§ **Exercise description**
Pictures don't belong in the copy; print all the records exactly.

§ **Extracted records**
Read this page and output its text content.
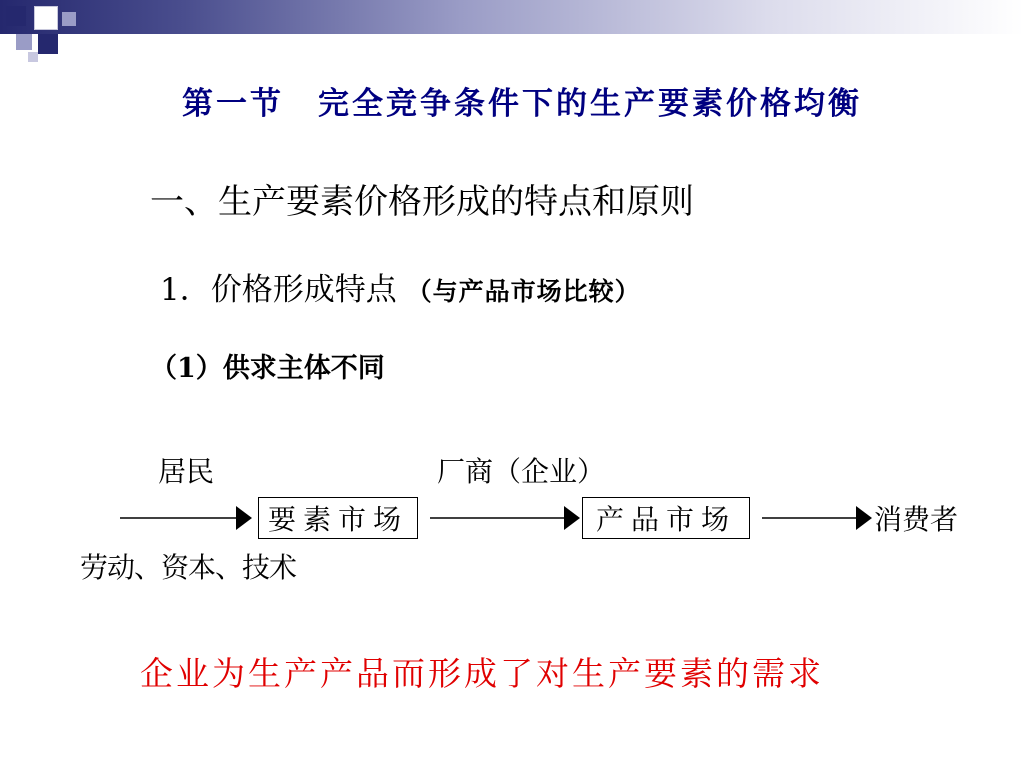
第一节　完全竞争条件下的生产要素价格均衡
一、生产要素价格形成的特点和原则
1．价格形成特点 （与产品市场比较）
（1）供求主体不同
居民	厂商（企业）
劳动、资本、技术
要素市场	产品市场	消费者
企业为生产产品而形成了对生产要素的需求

§ **Written response**
Read this page and output its text content.
第一节　完全竞争条件下的生产要素价格均衡
一、生产要素价格形成的特点和原则
1．价格形成特点 （与产品市场比较）
（1）供求主体不同
居民	厂商（企业）
劳动、资本、技术
要素市场	产品市场	消费者
企业为生产产品而形成了对生产要素的需求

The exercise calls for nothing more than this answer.